**Explore the material**
**1.** For each statement about the user profile, answer yes or no and quote the deciding words. (a) Mario is the writer's main in every game where he can be played. (b) The writer has never used a wiki before. (c) Super Smash Bros. Melee has been with the writer since 2001.
**2.** Please answer these questions using the user profile.
(a) Which state does the writer list?
(b) What name does the writer use on MarioWiki?
(c) Who would be behind another account with the same I.P address?
**3.** Write the next part of the user profile, picking up after its last sentence.

**Page extract**
:::::
Real Name: Emilie Y.
Age: 15
Gender: Female. No one expects a girl to like Mario, huh?
Favorite Game: Super Smash Bros. Melee Has that green Mario alternate color (which I often play with). This game has survived with me ever since 2001.
Second Most Favorite Game: Spore I love this game, but I sometimes go on "Sporeblock" and there are a lot of bugs.
Favorite Character: MARIO!! My main in all games that he is playable in.
Least Favorite Character: Yoshi. This salamander frog thing has gotten in my nerves ever since Yoshi Story. You would have expect Wario, but noooo, you get this green thing instead. At least Wario is fun to torture with.
Least Favorite Game: I can't decide yet. I play mostly Mario games and like most, if not, all of them. I also play Kirby and Pokemon.
State: California

This is Green Mario.

If you ever see anyone else with the same I.P address as me, it's just my twin sister.

Anyway, I'm not all that new to wikis. I've been on MarioWiki (as LeftyGreenMario) for some time, and I've learned quite a bit on Wikiformat. Since this is my first time here in SmashWiki, I bet the policies here are slightly different than MarioWiki.

The Hate Speech About Wario

Oh my goodness. I'm violating a rule.

Wario.

Awful, yet awesome. I hate Wario and his guts and the rest of his body. Yet I love him too. Before Wario came, there was no one to chuck a smart bomb at. You must imagine how sad the world must have been without Wario. But now, everyone is taking in a new form of entertainment, and that's torturing Wario.
:::::
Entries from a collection
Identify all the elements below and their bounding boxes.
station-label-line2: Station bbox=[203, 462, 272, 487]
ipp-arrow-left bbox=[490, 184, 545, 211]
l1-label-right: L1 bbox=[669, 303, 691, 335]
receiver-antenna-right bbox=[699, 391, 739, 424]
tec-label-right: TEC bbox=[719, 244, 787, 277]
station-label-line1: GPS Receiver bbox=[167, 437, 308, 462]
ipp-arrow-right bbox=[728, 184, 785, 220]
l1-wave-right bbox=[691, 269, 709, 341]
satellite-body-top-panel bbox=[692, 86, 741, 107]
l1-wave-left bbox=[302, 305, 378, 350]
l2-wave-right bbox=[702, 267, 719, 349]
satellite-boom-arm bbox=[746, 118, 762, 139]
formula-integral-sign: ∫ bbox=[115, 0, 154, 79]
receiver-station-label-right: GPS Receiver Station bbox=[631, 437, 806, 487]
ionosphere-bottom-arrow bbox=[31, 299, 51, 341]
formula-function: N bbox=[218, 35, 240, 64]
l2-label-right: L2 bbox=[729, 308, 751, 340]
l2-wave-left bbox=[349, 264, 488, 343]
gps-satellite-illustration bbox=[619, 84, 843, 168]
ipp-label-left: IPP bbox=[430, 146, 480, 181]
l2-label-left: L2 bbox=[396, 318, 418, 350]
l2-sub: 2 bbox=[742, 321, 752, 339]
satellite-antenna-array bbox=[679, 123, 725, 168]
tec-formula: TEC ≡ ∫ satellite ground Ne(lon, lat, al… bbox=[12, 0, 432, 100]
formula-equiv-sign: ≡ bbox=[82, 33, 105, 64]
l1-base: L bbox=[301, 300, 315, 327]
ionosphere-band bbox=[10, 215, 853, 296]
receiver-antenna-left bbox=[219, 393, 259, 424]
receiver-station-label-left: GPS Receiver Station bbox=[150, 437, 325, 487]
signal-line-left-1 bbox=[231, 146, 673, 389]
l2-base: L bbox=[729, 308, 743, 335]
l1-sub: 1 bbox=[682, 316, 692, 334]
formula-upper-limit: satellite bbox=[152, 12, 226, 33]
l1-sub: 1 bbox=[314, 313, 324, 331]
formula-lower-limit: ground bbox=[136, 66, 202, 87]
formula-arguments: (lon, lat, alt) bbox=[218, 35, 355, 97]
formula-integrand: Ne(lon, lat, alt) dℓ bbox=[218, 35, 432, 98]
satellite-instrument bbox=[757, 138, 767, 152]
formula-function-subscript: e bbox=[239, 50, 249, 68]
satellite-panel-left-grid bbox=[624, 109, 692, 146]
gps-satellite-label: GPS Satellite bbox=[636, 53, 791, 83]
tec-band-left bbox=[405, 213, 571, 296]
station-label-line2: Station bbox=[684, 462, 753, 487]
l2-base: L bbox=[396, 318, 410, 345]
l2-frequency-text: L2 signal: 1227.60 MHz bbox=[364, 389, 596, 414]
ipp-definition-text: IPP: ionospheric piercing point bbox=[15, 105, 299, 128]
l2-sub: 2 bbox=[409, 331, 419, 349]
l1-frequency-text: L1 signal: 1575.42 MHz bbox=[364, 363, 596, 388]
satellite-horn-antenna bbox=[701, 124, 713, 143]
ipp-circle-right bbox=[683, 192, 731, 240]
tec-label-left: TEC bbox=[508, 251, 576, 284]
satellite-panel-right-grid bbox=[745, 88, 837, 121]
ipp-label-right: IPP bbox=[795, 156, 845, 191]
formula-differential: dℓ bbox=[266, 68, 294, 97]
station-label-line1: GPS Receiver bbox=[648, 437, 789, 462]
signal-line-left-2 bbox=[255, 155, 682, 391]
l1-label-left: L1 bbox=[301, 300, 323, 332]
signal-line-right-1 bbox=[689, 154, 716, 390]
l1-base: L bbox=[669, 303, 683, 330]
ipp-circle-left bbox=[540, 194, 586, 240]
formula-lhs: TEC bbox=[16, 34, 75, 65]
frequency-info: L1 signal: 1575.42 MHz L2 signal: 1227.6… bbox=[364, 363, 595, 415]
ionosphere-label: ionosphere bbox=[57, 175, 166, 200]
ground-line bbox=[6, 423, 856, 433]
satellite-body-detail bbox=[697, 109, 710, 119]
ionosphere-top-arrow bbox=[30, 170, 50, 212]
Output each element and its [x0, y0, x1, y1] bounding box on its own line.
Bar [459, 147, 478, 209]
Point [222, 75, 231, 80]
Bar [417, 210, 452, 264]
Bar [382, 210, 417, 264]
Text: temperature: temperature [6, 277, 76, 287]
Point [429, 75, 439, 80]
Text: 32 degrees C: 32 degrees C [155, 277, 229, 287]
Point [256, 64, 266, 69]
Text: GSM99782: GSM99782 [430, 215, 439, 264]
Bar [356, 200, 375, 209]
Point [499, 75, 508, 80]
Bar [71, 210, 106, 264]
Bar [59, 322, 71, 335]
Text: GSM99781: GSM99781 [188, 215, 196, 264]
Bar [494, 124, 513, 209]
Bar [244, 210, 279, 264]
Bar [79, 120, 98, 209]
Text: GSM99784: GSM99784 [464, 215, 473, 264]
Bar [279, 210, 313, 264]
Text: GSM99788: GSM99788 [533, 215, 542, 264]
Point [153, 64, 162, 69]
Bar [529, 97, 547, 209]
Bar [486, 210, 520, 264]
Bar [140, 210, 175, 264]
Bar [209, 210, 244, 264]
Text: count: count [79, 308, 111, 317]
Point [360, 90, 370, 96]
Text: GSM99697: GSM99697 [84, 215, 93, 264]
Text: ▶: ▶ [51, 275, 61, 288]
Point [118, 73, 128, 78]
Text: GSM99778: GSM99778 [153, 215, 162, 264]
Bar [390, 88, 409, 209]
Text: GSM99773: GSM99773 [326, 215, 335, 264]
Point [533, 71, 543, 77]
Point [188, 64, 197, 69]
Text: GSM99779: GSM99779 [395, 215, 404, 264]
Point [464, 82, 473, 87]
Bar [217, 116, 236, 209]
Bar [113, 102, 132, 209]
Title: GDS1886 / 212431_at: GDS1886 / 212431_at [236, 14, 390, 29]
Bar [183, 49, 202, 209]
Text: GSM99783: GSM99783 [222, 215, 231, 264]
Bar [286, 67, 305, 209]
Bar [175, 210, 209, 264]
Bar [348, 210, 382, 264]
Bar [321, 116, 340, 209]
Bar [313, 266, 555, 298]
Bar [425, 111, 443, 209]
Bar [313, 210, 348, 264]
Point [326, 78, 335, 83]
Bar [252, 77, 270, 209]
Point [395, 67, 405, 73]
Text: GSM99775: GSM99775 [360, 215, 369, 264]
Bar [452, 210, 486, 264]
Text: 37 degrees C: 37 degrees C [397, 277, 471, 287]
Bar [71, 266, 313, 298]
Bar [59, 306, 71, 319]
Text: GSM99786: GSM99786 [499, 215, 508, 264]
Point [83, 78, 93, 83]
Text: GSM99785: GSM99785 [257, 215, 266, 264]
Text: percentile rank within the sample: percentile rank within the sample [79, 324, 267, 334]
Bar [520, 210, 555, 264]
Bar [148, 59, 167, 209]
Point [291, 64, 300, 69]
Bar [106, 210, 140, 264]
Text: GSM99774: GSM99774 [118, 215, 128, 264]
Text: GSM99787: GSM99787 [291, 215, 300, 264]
:::::
**Answers by item number**
**1.**
(a) Yes: "My main in all games that he is playable in."
(b) No: "I'm not all that new to wikis."
(c) Yes: "This game has survived with me ever since 2001."

**2.**
(a) California
(b) LeftyGreenMario
(c) The writer's twin sister

**3.**
Granted, Wario was never in the first two Super Smash Bros. games, but at least he was in the third (and my least favorite out of the three) game. That stupid, smelly, and ugly freak might had scared Captain Falcon, but he's no match for me. Alas, Wario is high tier. Apparently, that is obviously a typo. Or, that Wario is so fat, he knocks out everyone with his own fart. Meta Knight's mask is probably smell-proof and Snake's nose is broken. That's why they are higher tier than smelly old Wario. Me? I'm a top-tier Wario killer. Any other Green Marios you see are imposters. They can't even learn how to use their left hand. Ha.

Wario is ranked 5th in the tier list. So what? The only thing he needs to win is fat and he has PLENTY of it. He's so fat that if you were to throw a spear at him from any direction, you'd hit him.

Warning! OFF TOPIC

They say Luigi is depressed. However:

Mario rarely smiles in Brawl compared to his games and in Melee (he didn't have a mouth in SSB).

Guess who's more depressed? It doesn't help when you're ranked 31/38 and that you get turned into a trophy the most times. Poor guy. He deserves more love here.